Goal
Write out every record in full, exactly as written, please.

┏━━

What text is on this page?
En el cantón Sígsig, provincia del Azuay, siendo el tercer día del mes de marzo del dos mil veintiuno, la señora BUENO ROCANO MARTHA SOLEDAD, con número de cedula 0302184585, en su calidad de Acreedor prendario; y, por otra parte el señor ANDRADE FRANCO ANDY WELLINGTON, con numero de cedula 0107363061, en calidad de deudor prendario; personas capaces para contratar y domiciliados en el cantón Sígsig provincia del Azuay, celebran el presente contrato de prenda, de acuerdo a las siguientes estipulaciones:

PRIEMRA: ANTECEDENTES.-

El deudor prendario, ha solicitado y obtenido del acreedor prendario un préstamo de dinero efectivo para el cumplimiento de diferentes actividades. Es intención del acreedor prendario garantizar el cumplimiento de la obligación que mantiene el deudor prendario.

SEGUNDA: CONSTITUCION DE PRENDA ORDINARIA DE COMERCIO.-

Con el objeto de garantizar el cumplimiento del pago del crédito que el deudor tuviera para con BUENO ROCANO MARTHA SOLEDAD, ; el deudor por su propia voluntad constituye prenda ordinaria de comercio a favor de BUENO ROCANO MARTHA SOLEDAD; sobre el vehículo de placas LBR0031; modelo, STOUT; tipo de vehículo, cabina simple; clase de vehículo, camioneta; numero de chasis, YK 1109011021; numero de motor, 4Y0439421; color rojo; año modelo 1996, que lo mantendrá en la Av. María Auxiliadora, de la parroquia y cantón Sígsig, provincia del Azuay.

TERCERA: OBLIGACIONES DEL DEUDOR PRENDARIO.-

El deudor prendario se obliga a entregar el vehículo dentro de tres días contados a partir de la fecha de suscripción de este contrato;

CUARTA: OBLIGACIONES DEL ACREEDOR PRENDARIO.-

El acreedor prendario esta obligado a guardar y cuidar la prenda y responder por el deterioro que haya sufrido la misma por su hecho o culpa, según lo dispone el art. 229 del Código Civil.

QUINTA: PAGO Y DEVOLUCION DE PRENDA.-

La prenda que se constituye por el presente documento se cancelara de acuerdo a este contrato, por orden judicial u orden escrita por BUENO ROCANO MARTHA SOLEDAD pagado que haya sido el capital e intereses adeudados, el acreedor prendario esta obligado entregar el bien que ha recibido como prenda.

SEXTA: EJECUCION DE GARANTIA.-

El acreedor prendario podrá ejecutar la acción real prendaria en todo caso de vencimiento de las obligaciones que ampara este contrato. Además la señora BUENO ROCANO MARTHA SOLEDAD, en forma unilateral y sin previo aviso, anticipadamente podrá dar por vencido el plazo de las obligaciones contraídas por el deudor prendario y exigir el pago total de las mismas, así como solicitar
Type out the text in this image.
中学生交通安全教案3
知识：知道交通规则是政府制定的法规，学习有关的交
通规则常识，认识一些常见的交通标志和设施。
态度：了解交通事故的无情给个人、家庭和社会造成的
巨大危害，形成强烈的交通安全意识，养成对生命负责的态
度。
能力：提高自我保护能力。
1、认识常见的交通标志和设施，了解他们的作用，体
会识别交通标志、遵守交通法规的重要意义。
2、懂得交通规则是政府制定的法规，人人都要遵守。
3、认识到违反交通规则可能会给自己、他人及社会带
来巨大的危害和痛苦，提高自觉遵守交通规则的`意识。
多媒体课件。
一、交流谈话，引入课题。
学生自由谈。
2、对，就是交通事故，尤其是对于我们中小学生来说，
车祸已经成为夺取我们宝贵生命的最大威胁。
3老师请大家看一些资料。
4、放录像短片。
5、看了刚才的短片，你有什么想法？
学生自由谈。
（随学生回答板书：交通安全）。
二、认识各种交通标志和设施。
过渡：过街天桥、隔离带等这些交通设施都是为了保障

┗━━

Result of this exercise
What text is on this page?
En el cantón Sígsig, provincia del Azuay, siendo el tercer día del mes de marzo del dos mil veintiuno, la señora BUENO ROCANO MARTHA SOLEDAD, con número de cedula 0302184585, en su calidad de Acreedor prendario; y, por otra parte el señor ANDRADE FRANCO ANDY WELLINGTON, con numero de cedula 0107363061, en calidad de deudor prendario; personas capaces para contratar y domiciliados en el cantón Sígsig provincia del Azuay, celebran el presente contrato de prenda, de acuerdo a las siguientes estipulaciones:

PRIEMRA: ANTECEDENTES.-

El deudor prendario, ha solicitado y obtenido del acreedor prendario un préstamo de dinero efectivo para el cumplimiento de diferentes actividades. Es intención del acreedor prendario garantizar el cumplimiento de la obligación que mantiene el deudor prendario.

SEGUNDA: CONSTITUCION DE PRENDA ORDINARIA DE COMERCIO.-

Con el objeto de garantizar el cumplimiento del pago del crédito que el deudor tuviera para con BUENO ROCANO MARTHA SOLEDAD, ; el deudor por su propia voluntad constituye prenda ordinaria de comercio a favor de BUENO ROCANO MARTHA SOLEDAD; sobre el vehículo de placas LBR0031; modelo, STOUT; tipo de vehículo, cabina simple; clase de vehículo, camioneta; numero de chasis, YK 1109011021; numero de motor, 4Y0439421; color rojo; año modelo 1996, que lo mantendrá en la Av. María Auxiliadora, de la parroquia y cantón Sígsig, provincia del Azuay.

TERCERA: OBLIGACIONES DEL DEUDOR PRENDARIO.-

El deudor prendario se obliga a entregar el vehículo dentro de tres días contados a partir de la fecha de suscripción de este contrato;

CUARTA: OBLIGACIONES DEL ACREEDOR PRENDARIO.-

El acreedor prendario esta obligado a guardar y cuidar la prenda y responder por el deterioro que haya sufrido la misma por su hecho o culpa, según lo dispone el art. 229 del Código Civil.

QUINTA: PAGO Y DEVOLUCION DE PRENDA.-

La prenda que se constituye por el presente documento se cancelara de acuerdo a este contrato, por orden judicial u orden escrita por BUENO ROCANO MARTHA SOLEDAD pagado que haya sido el capital e intereses adeudados, el acreedor prendario esta obligado entregar el bien que ha recibido como prenda.

SEXTA: EJECUCION DE GARANTIA.-

El acreedor prendario podrá ejecutar la acción real prendaria en todo caso de vencimiento de las obligaciones que ampara este contrato. Además la señora BUENO ROCANO MARTHA SOLEDAD, en forma unilateral y sin previo aviso, anticipadamente podrá dar por vencido el plazo de las obligaciones contraídas por el deudor prendario y exigir el pago total de las mismas, así como solicitar
Type out the text in this image.
中学生交通安全教案3
知识：知道交通规则是政府制定的法规，学习有关的交
通规则常识，认识一些常见的交通标志和设施。
态度：了解交通事故的无情给个人、家庭和社会造成的
巨大危害，形成强烈的交通安全意识，养成对生命负责的态
度。
能力：提高自我保护能力。
1、认识常见的交通标志和设施，了解他们的作用，体
会识别交通标志、遵守交通法规的重要意义。
2、懂得交通规则是政府制定的法规，人人都要遵守。
3、认识到违反交通规则可能会给自己、他人及社会带
来巨大的危害和痛苦，提高自觉遵守交通规则的`意识。
多媒体课件。
一、交流谈话，引入课题。
学生自由谈。
2、对，就是交通事故，尤其是对于我们中小学生来说，
车祸已经成为夺取我们宝贵生命的最大威胁。
3老师请大家看一些资料。
4、放录像短片。
5、看了刚才的短片，你有什么想法？
学生自由谈。
（随学生回答板书：交通安全）。
二、认识各种交通标志和设施。
过渡：过街天桥、隔离带等这些交通设施都是为了保障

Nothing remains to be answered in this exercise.